Aim >> Restate every line of the material, word for word.

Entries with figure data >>
>> begin

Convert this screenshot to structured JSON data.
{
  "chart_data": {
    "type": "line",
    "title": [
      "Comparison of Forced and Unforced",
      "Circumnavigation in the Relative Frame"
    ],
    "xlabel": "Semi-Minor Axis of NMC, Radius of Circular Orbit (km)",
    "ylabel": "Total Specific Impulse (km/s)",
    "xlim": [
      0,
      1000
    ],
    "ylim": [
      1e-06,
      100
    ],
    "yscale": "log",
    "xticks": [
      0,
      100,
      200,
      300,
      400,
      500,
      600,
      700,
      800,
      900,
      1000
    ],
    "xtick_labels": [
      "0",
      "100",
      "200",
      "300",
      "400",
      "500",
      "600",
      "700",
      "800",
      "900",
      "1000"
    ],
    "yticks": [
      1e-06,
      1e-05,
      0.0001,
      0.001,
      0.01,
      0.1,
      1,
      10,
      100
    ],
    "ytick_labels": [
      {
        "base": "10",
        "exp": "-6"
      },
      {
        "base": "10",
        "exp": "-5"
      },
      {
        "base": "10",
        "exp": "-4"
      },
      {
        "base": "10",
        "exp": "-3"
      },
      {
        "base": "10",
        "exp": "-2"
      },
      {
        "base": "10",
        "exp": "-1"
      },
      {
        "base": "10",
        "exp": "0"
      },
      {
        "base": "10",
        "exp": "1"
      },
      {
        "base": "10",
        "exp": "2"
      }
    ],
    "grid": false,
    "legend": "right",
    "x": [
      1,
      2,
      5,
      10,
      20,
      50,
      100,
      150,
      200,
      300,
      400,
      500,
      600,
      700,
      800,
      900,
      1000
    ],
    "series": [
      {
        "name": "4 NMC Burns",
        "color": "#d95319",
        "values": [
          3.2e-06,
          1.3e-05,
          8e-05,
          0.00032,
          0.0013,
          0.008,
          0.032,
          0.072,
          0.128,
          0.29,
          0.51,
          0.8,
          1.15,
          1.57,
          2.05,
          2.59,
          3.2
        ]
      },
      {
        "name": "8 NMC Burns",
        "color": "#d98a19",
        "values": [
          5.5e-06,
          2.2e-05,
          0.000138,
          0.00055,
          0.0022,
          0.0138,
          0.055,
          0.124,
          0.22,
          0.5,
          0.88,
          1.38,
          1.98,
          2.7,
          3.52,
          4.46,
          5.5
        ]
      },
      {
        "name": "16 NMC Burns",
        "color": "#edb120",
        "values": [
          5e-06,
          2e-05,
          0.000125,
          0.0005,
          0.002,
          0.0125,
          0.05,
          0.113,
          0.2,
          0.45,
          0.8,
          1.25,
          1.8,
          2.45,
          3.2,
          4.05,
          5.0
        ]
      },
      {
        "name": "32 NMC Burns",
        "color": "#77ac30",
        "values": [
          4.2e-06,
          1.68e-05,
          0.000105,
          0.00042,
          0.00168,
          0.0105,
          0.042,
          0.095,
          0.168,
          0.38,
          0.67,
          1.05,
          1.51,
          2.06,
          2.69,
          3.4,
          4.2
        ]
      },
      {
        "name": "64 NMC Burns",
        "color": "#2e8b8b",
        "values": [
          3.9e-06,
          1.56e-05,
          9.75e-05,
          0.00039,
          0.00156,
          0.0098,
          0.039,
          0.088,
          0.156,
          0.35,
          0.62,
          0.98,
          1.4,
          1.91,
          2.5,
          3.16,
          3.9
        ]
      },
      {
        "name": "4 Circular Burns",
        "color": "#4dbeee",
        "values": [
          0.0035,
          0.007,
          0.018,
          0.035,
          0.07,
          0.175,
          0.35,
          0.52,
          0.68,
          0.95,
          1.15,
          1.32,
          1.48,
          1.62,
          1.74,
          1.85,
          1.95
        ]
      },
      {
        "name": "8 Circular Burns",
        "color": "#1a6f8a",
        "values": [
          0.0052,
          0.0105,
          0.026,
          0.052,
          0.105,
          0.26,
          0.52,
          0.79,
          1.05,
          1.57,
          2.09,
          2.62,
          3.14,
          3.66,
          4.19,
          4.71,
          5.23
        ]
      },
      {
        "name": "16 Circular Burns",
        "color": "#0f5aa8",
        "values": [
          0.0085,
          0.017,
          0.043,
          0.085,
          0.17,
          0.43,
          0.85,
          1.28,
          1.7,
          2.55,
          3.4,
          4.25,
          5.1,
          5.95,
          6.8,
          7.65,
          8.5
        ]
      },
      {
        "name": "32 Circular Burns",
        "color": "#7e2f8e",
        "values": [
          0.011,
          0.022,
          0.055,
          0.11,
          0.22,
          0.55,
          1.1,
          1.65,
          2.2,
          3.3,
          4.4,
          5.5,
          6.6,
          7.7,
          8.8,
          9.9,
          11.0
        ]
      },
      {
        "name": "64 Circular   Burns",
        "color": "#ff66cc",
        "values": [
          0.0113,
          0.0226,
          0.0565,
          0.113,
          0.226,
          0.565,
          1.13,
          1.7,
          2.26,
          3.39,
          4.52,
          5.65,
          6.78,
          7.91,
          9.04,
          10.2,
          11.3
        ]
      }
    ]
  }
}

>> end

Written response >>
Convert this screenshot to structured JSON data.
{
  "chart_data": {
    "type": "line",
    "title": [
      "Comparison of Forced and Unforced",
      "Circumnavigation in the Relative Frame"
    ],
    "xlabel": "Semi-Minor Axis of NMC, Radius of Circular Orbit (km)",
    "ylabel": "Total Specific Impulse (km/s)",
    "xlim": [
      0,
      1000
    ],
    "ylim": [
      1e-06,
      100
    ],
    "yscale": "log",
    "xticks": [
      0,
      100,
      200,
      300,
      400,
      500,
      600,
      700,
      800,
      900,
      1000
    ],
    "xtick_labels": [
      "0",
      "100",
      "200",
      "300",
      "400",
      "500",
      "600",
      "700",
      "800",
      "900",
      "1000"
    ],
    "yticks": [
      1e-06,
      1e-05,
      0.0001,
      0.001,
      0.01,
      0.1,
      1,
      10,
      100
    ],
    "ytick_labels": [
      {
        "base": "10",
        "exp": "-6"
      },
      {
        "base": "10",
        "exp": "-5"
      },
      {
        "base": "10",
        "exp": "-4"
      },
      {
        "base": "10",
        "exp": "-3"
      },
      {
        "base": "10",
        "exp": "-2"
      },
      {
        "base": "10",
        "exp": "-1"
      },
      {
        "base": "10",
        "exp": "0"
      },
      {
        "base": "10",
        "exp": "1"
      },
      {
        "base": "10",
        "exp": "2"
      }
    ],
    "grid": false,
    "legend": "right",
    "x": [
      1,
      2,
      5,
      10,
      20,
      50,
      100,
      150,
      200,
      300,
      400,
      500,
      600,
      700,
      800,
      900,
      1000
    ],
    "series": [
      {
        "name": "4 NMC Burns",
        "color": "#d95319",
        "values": [
          3.2e-06,
          1.3e-05,
          8e-05,
          0.00032,
          0.0013,
          0.008,
          0.032,
          0.072,
          0.128,
          0.29,
          0.51,
          0.8,
          1.15,
          1.57,
          2.05,
          2.59,
          3.2
        ]
      },
      {
        "name": "8 NMC Burns",
        "color": "#d98a19",
        "values": [
          5.5e-06,
          2.2e-05,
          0.000138,
          0.00055,
          0.0022,
          0.0138,
          0.055,
          0.124,
          0.22,
          0.5,
          0.88,
          1.38,
          1.98,
          2.7,
          3.52,
          4.46,
          5.5
        ]
      },
      {
        "name": "16 NMC Burns",
        "color": "#edb120",
        "values": [
          5e-06,
          2e-05,
          0.000125,
          0.0005,
          0.002,
          0.0125,
          0.05,
          0.113,
          0.2,
          0.45,
          0.8,
          1.25,
          1.8,
          2.45,
          3.2,
          4.05,
          5.0
        ]
      },
      {
        "name": "32 NMC Burns",
        "color": "#77ac30",
        "values": [
          4.2e-06,
          1.68e-05,
          0.000105,
          0.00042,
          0.00168,
          0.0105,
          0.042,
          0.095,
          0.168,
          0.38,
          0.67,
          1.05,
          1.51,
          2.06,
          2.69,
          3.4,
          4.2
        ]
      },
      {
        "name": "64 NMC Burns",
        "color": "#2e8b8b",
        "values": [
          3.9e-06,
          1.56e-05,
          9.75e-05,
          0.00039,
          0.00156,
          0.0098,
          0.039,
          0.088,
          0.156,
          0.35,
          0.62,
          0.98,
          1.4,
          1.91,
          2.5,
          3.16,
          3.9
        ]
      },
      {
        "name": "4 Circular Burns",
        "color": "#4dbeee",
        "values": [
          0.0035,
          0.007,
          0.018,
          0.035,
          0.07,
          0.175,
          0.35,
          0.52,
          0.68,
          0.95,
          1.15,
          1.32,
          1.48,
          1.62,
          1.74,
          1.85,
          1.95
        ]
      },
      {
        "name": "8 Circular Burns",
        "color": "#1a6f8a",
        "values": [
          0.0052,
          0.0105,
          0.026,
          0.052,
          0.105,
          0.26,
          0.52,
          0.79,
          1.05,
          1.57,
          2.09,
          2.62,
          3.14,
          3.66,
          4.19,
          4.71,
          5.23
        ]
      },
      {
        "name": "16 Circular Burns",
        "color": "#0f5aa8",
        "values": [
          0.0085,
          0.017,
          0.043,
          0.085,
          0.17,
          0.43,
          0.85,
          1.28,
          1.7,
          2.55,
          3.4,
          4.25,
          5.1,
          5.95,
          6.8,
          7.65,
          8.5
        ]
      },
      {
        "name": "32 Circular Burns",
        "color": "#7e2f8e",
        "values": [
          0.011,
          0.022,
          0.055,
          0.11,
          0.22,
          0.55,
          1.1,
          1.65,
          2.2,
          3.3,
          4.4,
          5.5,
          6.6,
          7.7,
          8.8,
          9.9,
          11.0
        ]
      },
      {
        "name": "64 Circular   Burns",
        "color": "#ff66cc",
        "values": [
          0.0113,
          0.0226,
          0.0565,
          0.113,
          0.226,
          0.565,
          1.13,
          1.7,
          2.26,
          3.39,
          4.52,
          5.65,
          6.78,
          7.91,
          9.04,
          10.2,
          11.3
        ]
      }
    ]
  }
}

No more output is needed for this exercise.